-------- PROVIDED RECORDS --------

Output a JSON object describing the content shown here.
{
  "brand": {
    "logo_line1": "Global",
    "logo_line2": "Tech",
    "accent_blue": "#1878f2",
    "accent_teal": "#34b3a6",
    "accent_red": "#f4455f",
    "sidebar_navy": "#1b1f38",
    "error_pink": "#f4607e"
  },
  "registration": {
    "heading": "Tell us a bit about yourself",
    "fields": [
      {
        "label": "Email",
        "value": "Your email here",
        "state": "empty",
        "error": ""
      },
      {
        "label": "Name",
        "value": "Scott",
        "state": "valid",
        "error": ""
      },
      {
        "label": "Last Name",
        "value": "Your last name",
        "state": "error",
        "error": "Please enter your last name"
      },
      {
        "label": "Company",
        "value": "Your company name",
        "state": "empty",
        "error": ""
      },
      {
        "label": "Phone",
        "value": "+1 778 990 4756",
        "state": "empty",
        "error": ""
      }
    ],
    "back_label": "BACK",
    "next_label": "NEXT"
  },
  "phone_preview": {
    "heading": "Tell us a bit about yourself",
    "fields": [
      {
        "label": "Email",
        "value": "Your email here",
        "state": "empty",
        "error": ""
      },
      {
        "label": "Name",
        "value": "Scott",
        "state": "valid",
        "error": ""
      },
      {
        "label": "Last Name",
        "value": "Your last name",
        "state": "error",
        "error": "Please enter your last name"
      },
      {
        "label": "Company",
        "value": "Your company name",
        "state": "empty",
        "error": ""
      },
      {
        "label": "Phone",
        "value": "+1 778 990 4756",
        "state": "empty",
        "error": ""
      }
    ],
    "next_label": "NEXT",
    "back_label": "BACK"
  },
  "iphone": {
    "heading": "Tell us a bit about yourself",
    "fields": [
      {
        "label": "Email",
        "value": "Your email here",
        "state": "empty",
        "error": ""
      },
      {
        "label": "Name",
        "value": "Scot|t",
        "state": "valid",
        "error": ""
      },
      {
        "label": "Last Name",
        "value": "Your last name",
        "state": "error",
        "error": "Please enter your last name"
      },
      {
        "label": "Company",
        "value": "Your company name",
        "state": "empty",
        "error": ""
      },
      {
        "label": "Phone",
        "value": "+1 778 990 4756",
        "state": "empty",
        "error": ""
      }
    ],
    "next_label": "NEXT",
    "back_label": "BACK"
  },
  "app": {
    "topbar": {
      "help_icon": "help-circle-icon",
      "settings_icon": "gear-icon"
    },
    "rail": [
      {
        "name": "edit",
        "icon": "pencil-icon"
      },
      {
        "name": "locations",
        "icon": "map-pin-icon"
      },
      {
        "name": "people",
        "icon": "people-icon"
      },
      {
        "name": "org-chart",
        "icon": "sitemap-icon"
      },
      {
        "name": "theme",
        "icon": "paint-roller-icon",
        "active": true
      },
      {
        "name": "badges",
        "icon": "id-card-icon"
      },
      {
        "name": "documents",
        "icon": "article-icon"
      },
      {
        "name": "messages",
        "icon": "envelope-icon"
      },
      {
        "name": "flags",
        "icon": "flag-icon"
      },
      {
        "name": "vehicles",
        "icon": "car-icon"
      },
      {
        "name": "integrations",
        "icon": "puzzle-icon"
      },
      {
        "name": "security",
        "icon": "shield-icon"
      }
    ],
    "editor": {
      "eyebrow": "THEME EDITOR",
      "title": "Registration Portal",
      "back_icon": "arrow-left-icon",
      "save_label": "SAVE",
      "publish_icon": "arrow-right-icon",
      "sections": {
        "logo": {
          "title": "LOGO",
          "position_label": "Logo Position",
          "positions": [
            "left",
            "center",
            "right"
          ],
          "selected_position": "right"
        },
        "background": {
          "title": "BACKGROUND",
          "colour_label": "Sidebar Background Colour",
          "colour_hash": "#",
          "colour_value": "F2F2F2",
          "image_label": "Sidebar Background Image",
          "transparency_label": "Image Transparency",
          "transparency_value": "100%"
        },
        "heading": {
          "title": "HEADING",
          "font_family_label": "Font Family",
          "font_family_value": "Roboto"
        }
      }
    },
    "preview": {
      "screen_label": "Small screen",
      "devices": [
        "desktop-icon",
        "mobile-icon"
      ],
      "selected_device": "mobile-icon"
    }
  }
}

--------

**AIM OF THE EXERCISE:** Exactly reproduce all of the entries above.

**RESULT FOR THIS EXERCISE:**
Output a JSON object describing the content shown here.
{
  "brand": {
    "logo_line1": "Global",
    "logo_line2": "Tech",
    "accent_blue": "#1878f2",
    "accent_teal": "#34b3a6",
    "accent_red": "#f4455f",
    "sidebar_navy": "#1b1f38",
    "error_pink": "#f4607e"
  },
  "registration": {
    "heading": "Tell us a bit about yourself",
    "fields": [
      {
        "label": "Email",
        "value": "Your email here",
        "state": "empty",
        "error": ""
      },
      {
        "label": "Name",
        "value": "Scott",
        "state": "valid",
        "error": ""
      },
      {
        "label": "Last Name",
        "value": "Your last name",
        "state": "error",
        "error": "Please enter your last name"
      },
      {
        "label": "Company",
        "value": "Your company name",
        "state": "empty",
        "error": ""
      },
      {
        "label": "Phone",
        "value": "+1 778 990 4756",
        "state": "empty",
        "error": ""
      }
    ],
    "back_label": "BACK",
    "next_label": "NEXT"
  },
  "phone_preview": {
    "heading": "Tell us a bit about yourself",
    "fields": [
      {
        "label": "Email",
        "value": "Your email here",
        "state": "empty",
        "error": ""
      },
      {
        "label": "Name",
        "value": "Scott",
        "state": "valid",
        "error": ""
      },
      {
        "label": "Last Name",
        "value": "Your last name",
        "state": "error",
        "error": "Please enter your last name"
      },
      {
        "label": "Company",
        "value": "Your company name",
        "state": "empty",
        "error": ""
      },
      {
        "label": "Phone",
        "value": "+1 778 990 4756",
        "state": "empty",
        "error": ""
      }
    ],
    "next_label": "NEXT",
    "back_label": "BACK"
  },
  "iphone": {
    "heading": "Tell us a bit about yourself",
    "fields": [
      {
        "label": "Email",
        "value": "Your email here",
        "state": "empty",
        "error": ""
      },
      {
        "label": "Name",
        "value": "Scot|t",
        "state": "valid",
        "error": ""
      },
      {
        "label": "Last Name",
        "value": "Your last name",
        "state": "error",
        "error": "Please enter your last name"
      },
      {
        "label": "Company",
        "value": "Your company name",
        "state": "empty",
        "error": ""
      },
      {
        "label": "Phone",
        "value": "+1 778 990 4756",
        "state": "empty",
        "error": ""
      }
    ],
    "next_label": "NEXT",
    "back_label": "BACK"
  },
  "app": {
    "topbar": {
      "help_icon": "help-circle-icon",
      "settings_icon": "gear-icon"
    },
    "rail": [
      {
        "name": "edit",
        "icon": "pencil-icon"
      },
      {
        "name": "locations",
        "icon": "map-pin-icon"
      },
      {
        "name": "people",
        "icon": "people-icon"
      },
      {
        "name": "org-chart",
        "icon": "sitemap-icon"
      },
      {
        "name": "theme",
        "icon": "paint-roller-icon",
        "active": true
      },
      {
        "name": "badges",
        "icon": "id-card-icon"
      },
      {
        "name": "documents",
        "icon": "article-icon"
      },
      {
        "name": "messages",
        "icon": "envelope-icon"
      },
      {
        "name": "flags",
        "icon": "flag-icon"
      },
      {
        "name": "vehicles",
        "icon": "car-icon"
      },
      {
        "name": "integrations",
        "icon": "puzzle-icon"
      },
      {
        "name": "security",
        "icon": "shield-icon"
      }
    ],
    "editor": {
      "eyebrow": "THEME EDITOR",
      "title": "Registration Portal",
      "back_icon": "arrow-left-icon",
      "save_label": "SAVE",
      "publish_icon": "arrow-right-icon",
      "sections": {
        "logo": {
          "title": "LOGO",
          "position_label": "Logo Position",
          "positions": [
            "left",
            "center",
            "right"
          ],
          "selected_position": "right"
        },
        "background": {
          "title": "BACKGROUND",
          "colour_label": "Sidebar Background Colour",
          "colour_hash": "#",
          "colour_value": "F2F2F2",
          "image_label": "Sidebar Background Image",
          "transparency_label": "Image Transparency",
          "transparency_value": "100%"
        },
        "heading": {
          "title": "HEADING",
          "font_family_label": "Font Family",
          "font_family_value": "Roboto"
        }
      }
    },
    "preview": {
      "screen_label": "Small screen",
      "devices": [
        "desktop-icon",
        "mobile-icon"
      ],
      "selected_device": "mobile-icon"
    }
  }
}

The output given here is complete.